#### [Exercise task]
Take each line containing the word "solidi" and copy it.

## BEGIN Data rows

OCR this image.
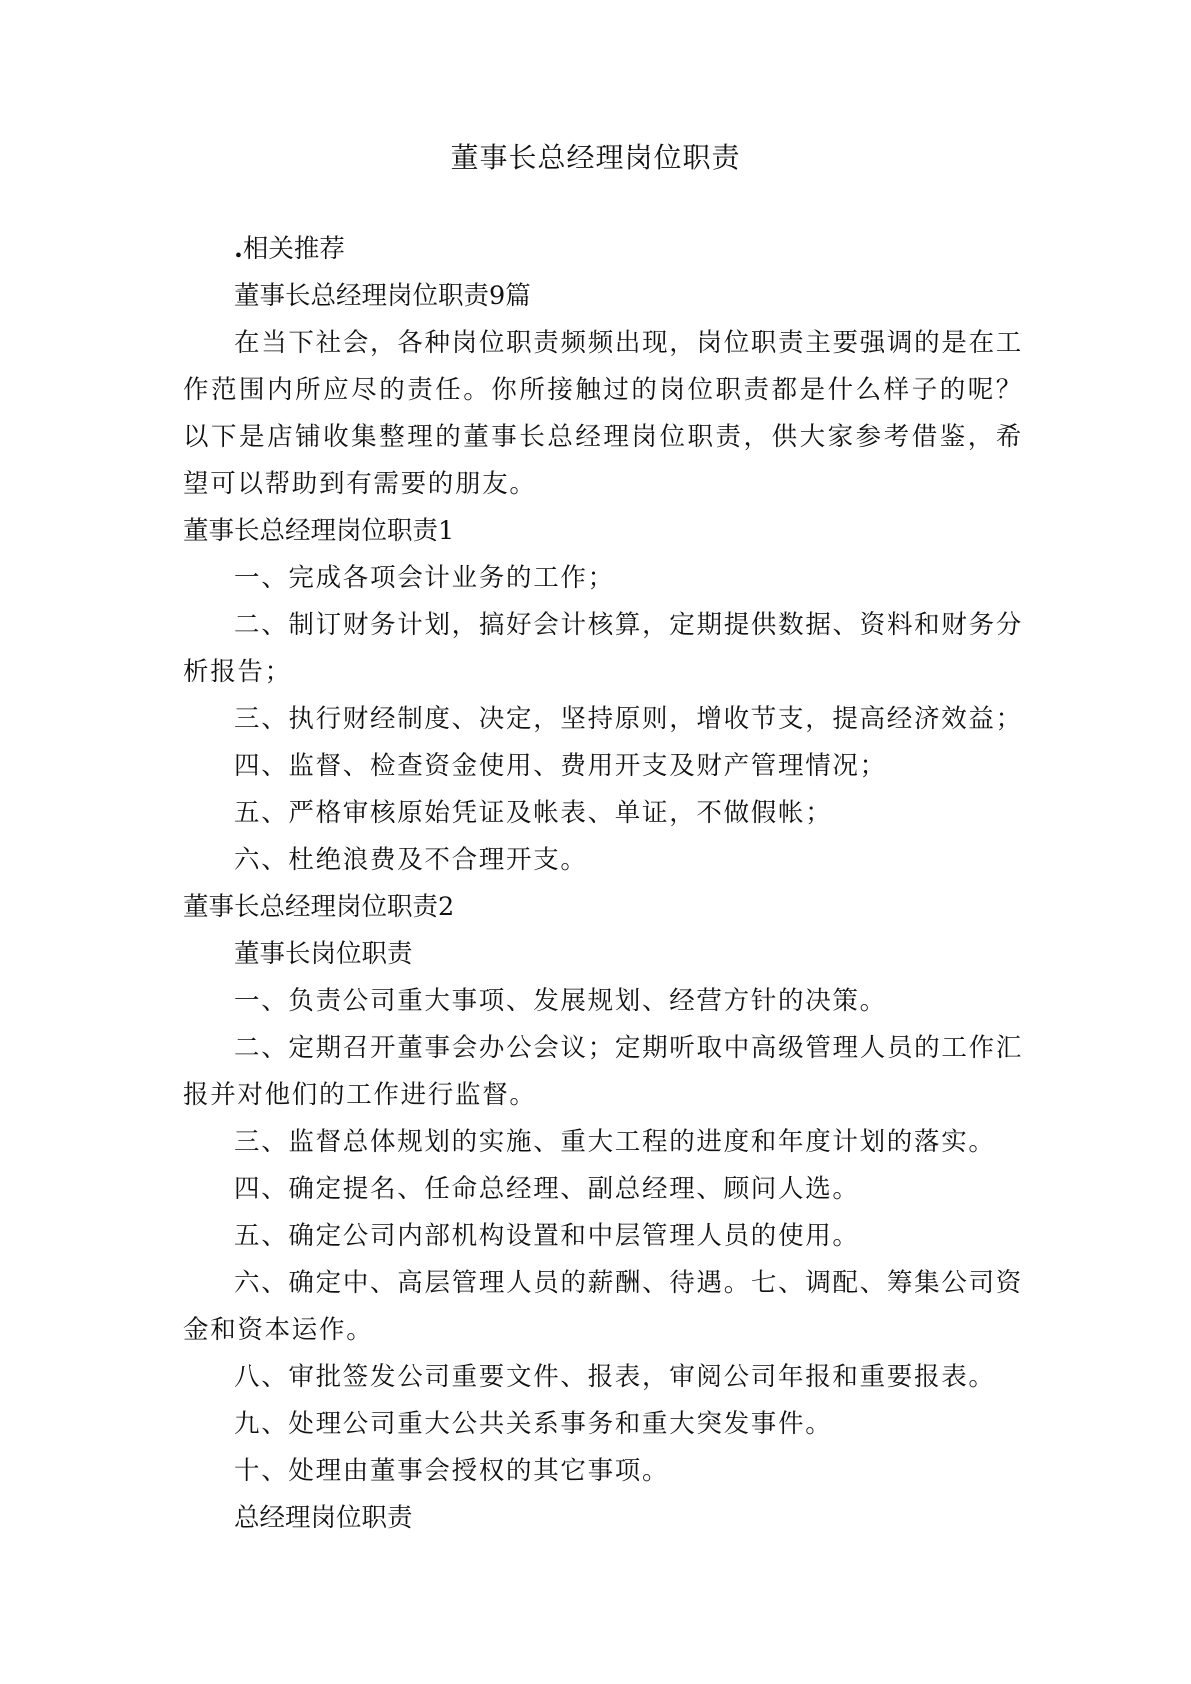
董事长总经理岗位职责

.相关推荐

董事长总经理岗位职责9篇

在当下社会，各种岗位职责频频出现，岗位职责主要强调的是在工作范围内所应尽的责任。你所接触过的岗位职责都是什么样子的呢？以下是店铺收集整理的董事长总经理岗位职责，供大家参考借鉴，希望可以帮助到有需要的朋友。

董事长总经理岗位职责1

一、完成各项会计业务的工作；

二、制订财务计划，搞好会计核算，定期提供数据、资料和财务分析报告；

三、执行财经制度、决定，坚持原则，增收节支，提高经济效益；

四、监督、检查资金使用、费用开支及财产管理情况；

五、严格审核原始凭证及帐表、单证，不做假帐；

六、杜绝浪费及不合理开支。

董事长总经理岗位职责2

董事长岗位职责

一、负责公司重大事项、发展规划、经营方针的决策。

二、定期召开董事会办公会议；定期听取中高级管理人员的工作汇报并对他们的工作进行监督。

三、监督总体规划的实施、重大工程的进度和年度计划的落实。

四、确定提名、任命总经理、副总经理、顾问人选。

五、确定公司内部机构设置和中层管理人员的使用。

六、确定中、高层管理人员的薪酬、待遇。七、调配、筹集公司资金和资本运作。

八、审批签发公司重要文件、报表，审阅公司年报和重要报表。

九、处理公司重大公共关系事务和重大突发事件。

十、处理由董事会授权的其它事项。

总经理岗位职责
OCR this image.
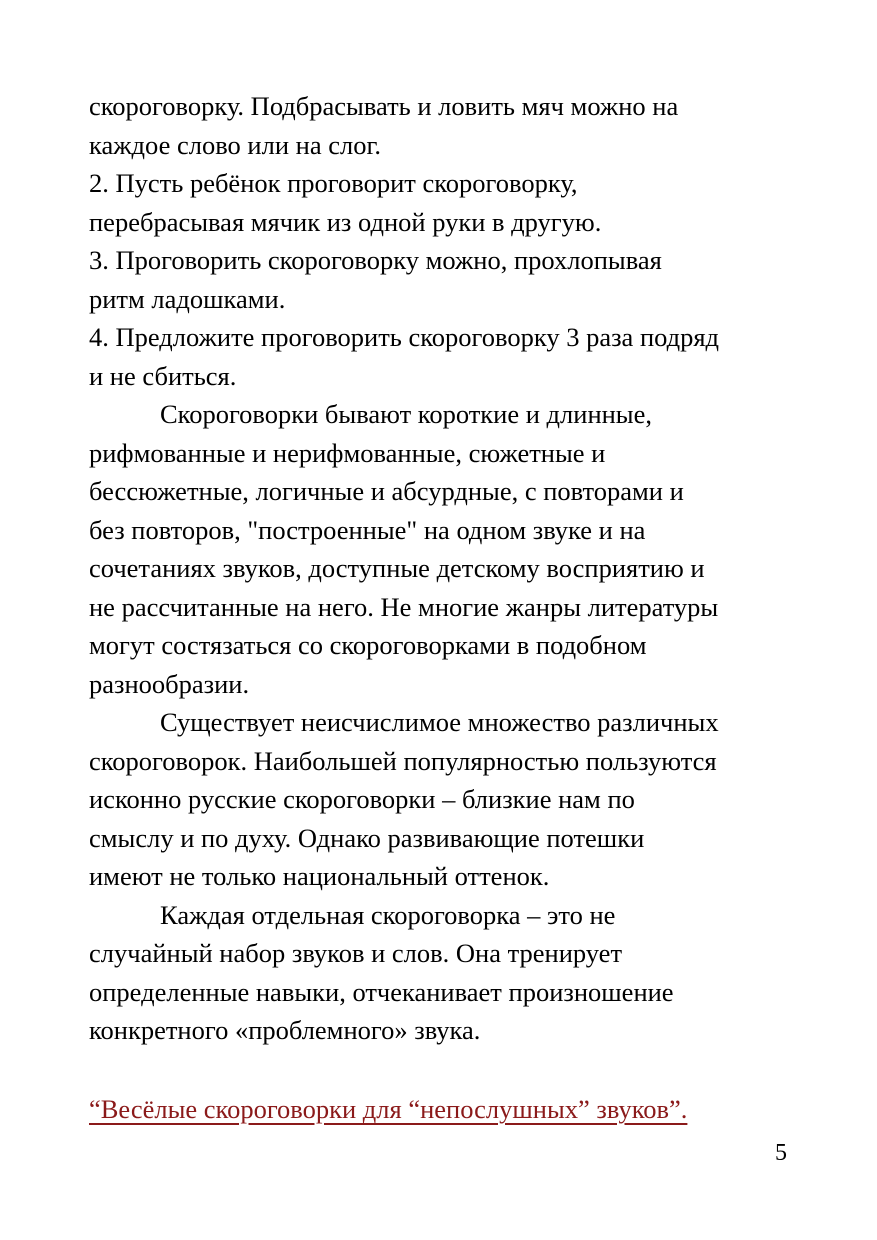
скороговорку. Подбрасывать и ловить мяч можно на

каждое слово или на слог.

2. Пусть ребёнок проговорит скороговорку,

перебрасывая мячик из одной руки в другую.

3. Проговорить скороговорку можно, прохлопывая

ритм ладошками.

4. Предложите проговорить скороговорку 3 раза подряд

и не сбиться.

Скороговорки бывают короткие и длинные,

рифмованные и нерифмованные, сюжетные и

бессюжетные, логичные и абсурдные, с повторами и

без повторов, "построенные" на одном звуке и на

сочетаниях звуков, доступные детскому восприятию и

не рассчитанные на него. Не многие жанры литературы

могут состязаться со скороговорками в подобном

разнообразии.

Существует неисчислимое множество различных

скороговорок. Наибольшей популярностью пользуются

исконно русские скороговорки – близкие нам по

смыслу и по духу. Однако развивающие потешки

имеют не только национальный оттенок.

Каждая отдельная скороговорка – это не

случайный набор звуков и слов. Она тренирует

определенные навыки, отчеканивает произношение

конкретного «проблемного» звука.

“Весёлые скороговорки для “непослушных” звуков”.
5
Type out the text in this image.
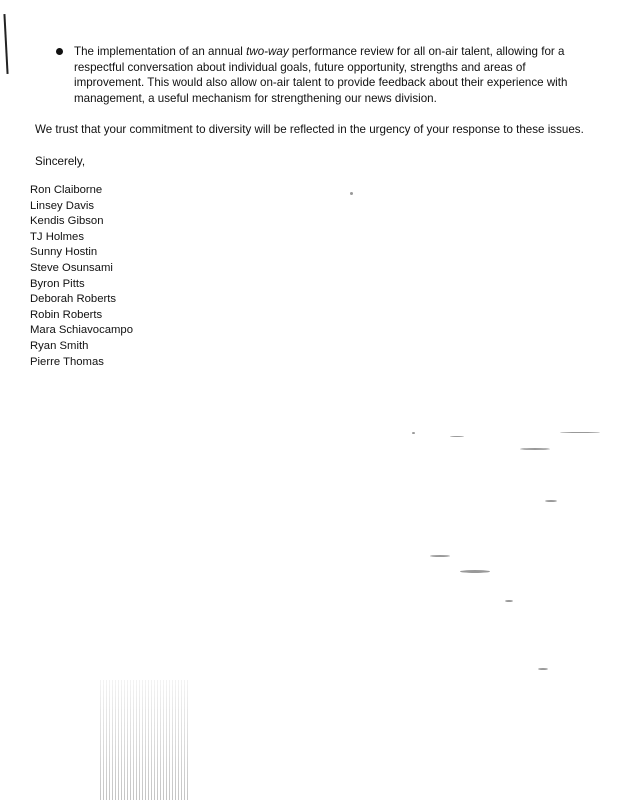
The implementation of an annual two-way performance review for all on-air talent, allowing for a respectful conversation about individual goals, future opportunity, strengths and areas of improvement. This would also allow on-air talent to provide feedback about their experience with management, a useful mechanism for strengthening our news division.
We trust that your commitment to diversity will be reflected in the urgency of your response to these issues.
Sincerely,
Ron Claiborne
Linsey Davis
Kendis Gibson
TJ Holmes
Sunny Hostin
Steve Osunsami
Byron Pitts
Deborah Roberts
Robin Roberts
Mara Schiavocampo
Ryan Smith
Pierre Thomas
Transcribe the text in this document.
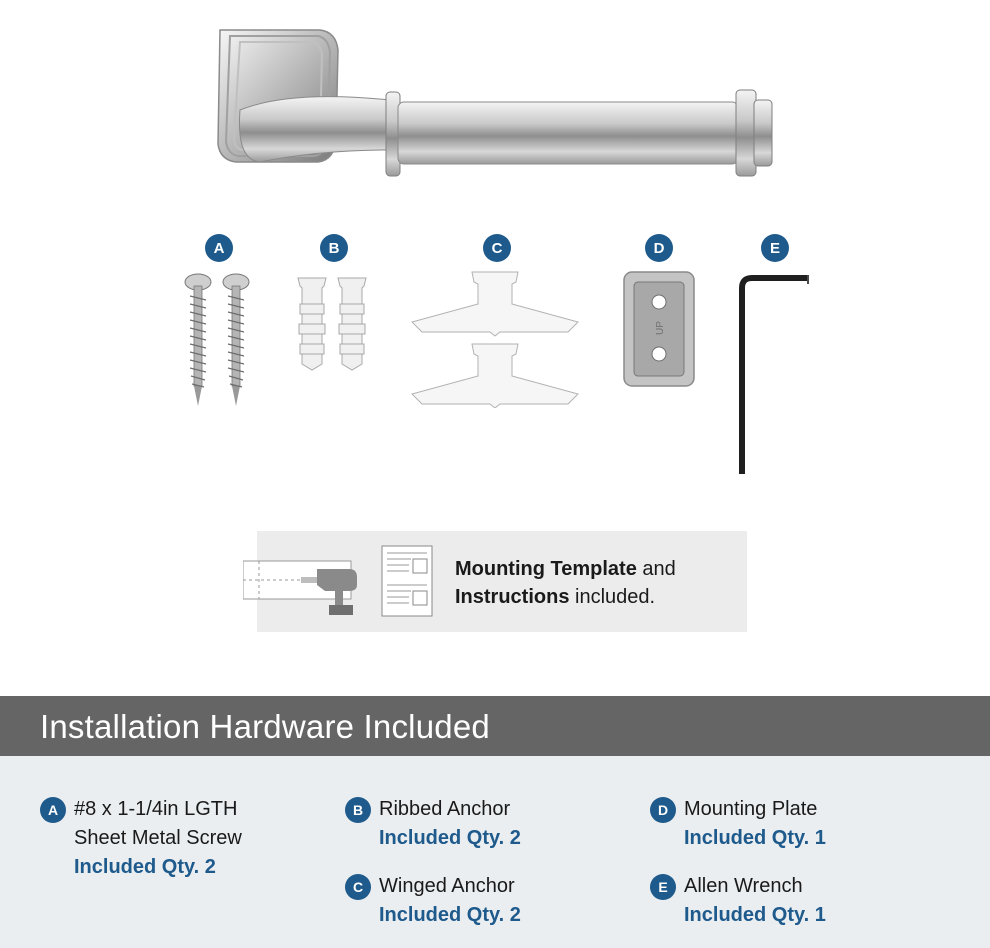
A	B	C	D	E
UP
Mounting Template and
Instructions included.
Installation Hardware Included
A #8 x 1-1/4in LGTH
Sheet Metal Screw
Included Qty. 2
B Ribbed Anchor
Included Qty. 2
C Winged Anchor
Included Qty. 2
D Mounting Plate
Included Qty. 1
E Allen Wrench
Included Qty. 1
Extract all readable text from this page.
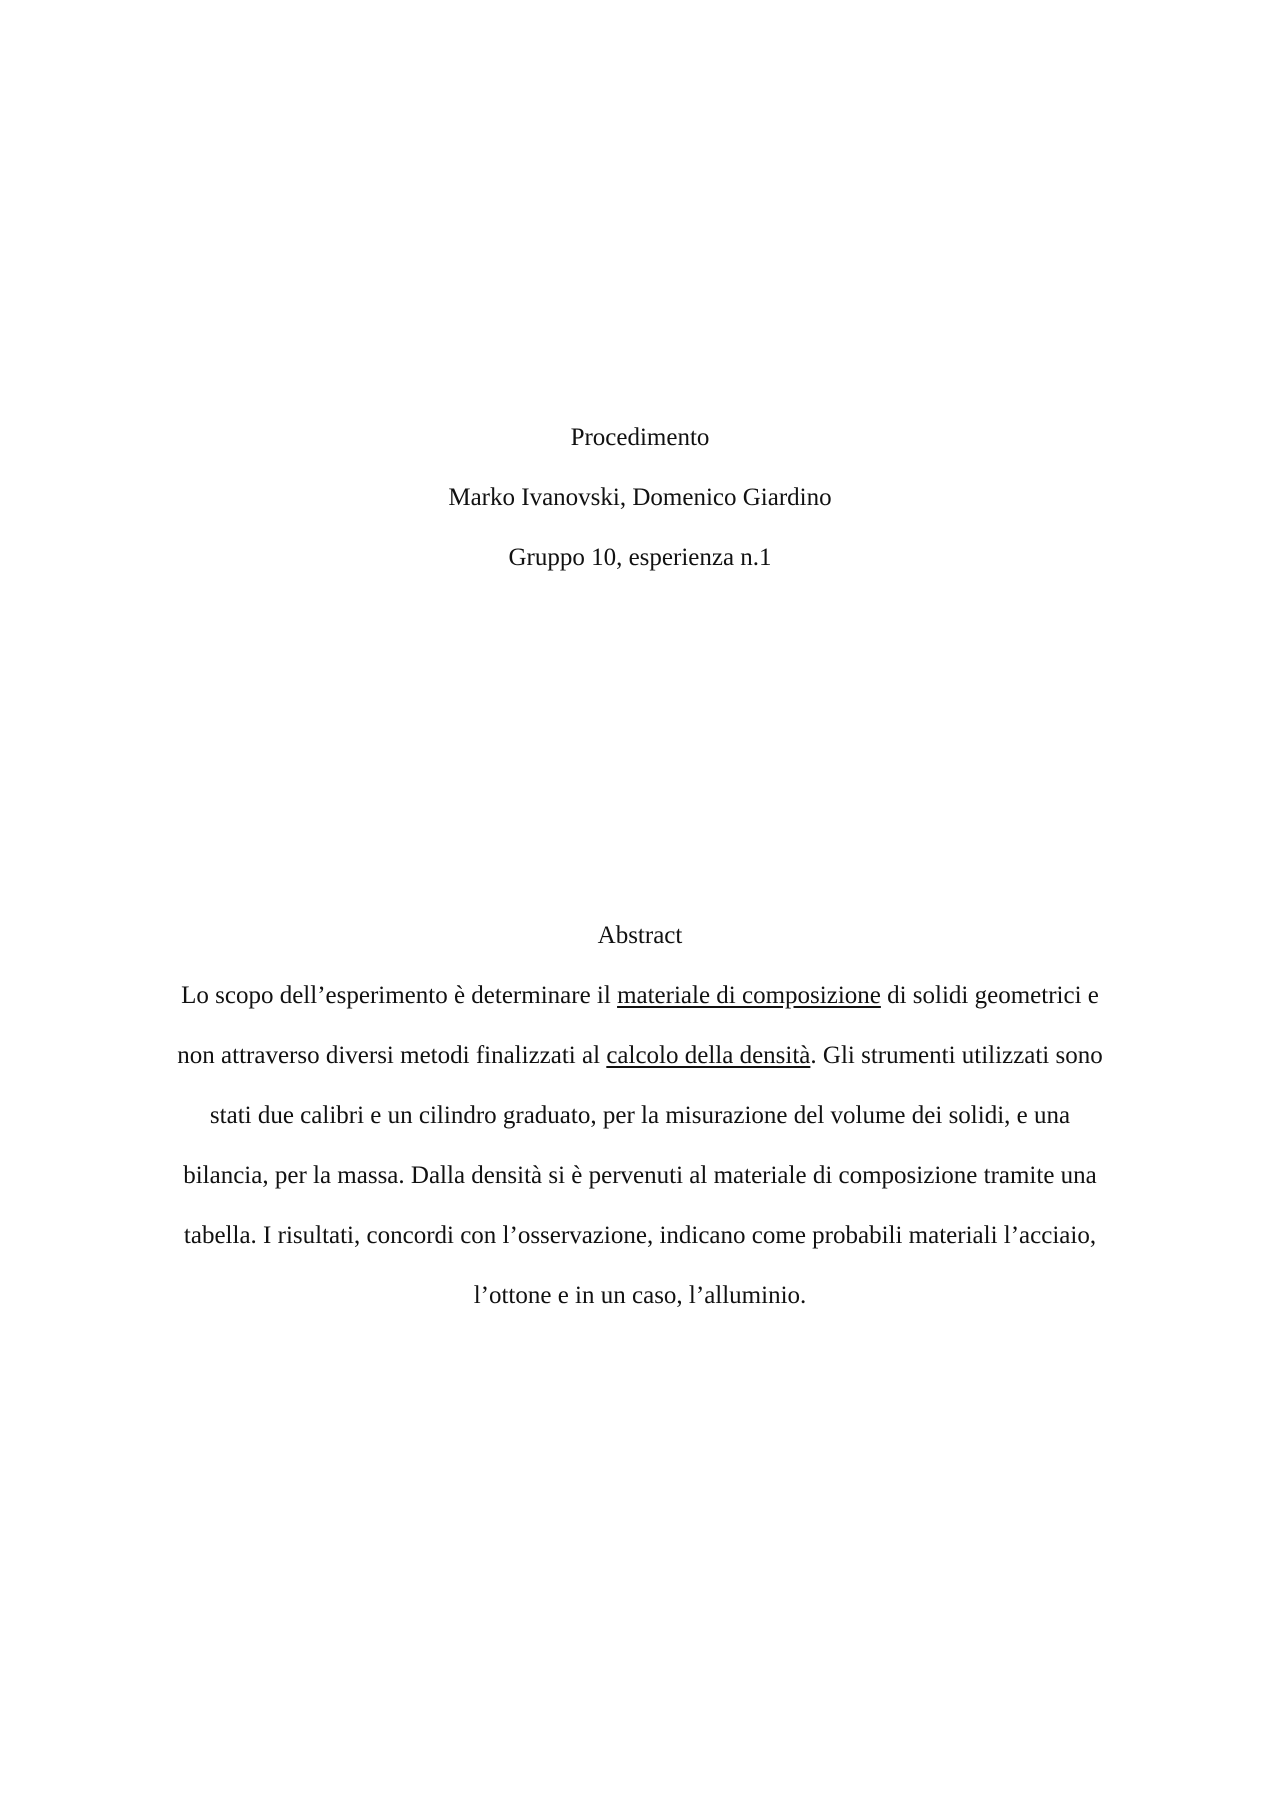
Procedimento
Marko Ivanovski, Domenico Giardino
Gruppo 10, esperienza n.1
Abstract
Lo scopo dell’esperimento è determinare il materiale di composizione di solidi geometrici e
non attraverso diversi metodi finalizzati al calcolo della densità. Gli strumenti utilizzati sono
stati due calibri e un cilindro graduato, per la misurazione del volume dei solidi, e una
bilancia, per la massa. Dalla densità si è pervenuti al materiale di composizione tramite una
tabella. I risultati, concordi con l’osservazione, indicano come probabili materiali l’acciaio,
l’ottone e in un caso, l’alluminio.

## END Data rows

#### [Answer to this exercise]
Lo scopo dell’esperimento è determinare il materiale di composizione di solidi geometrici e
stati due calibri e un cilindro graduato, per la misurazione del volume dei solidi, e una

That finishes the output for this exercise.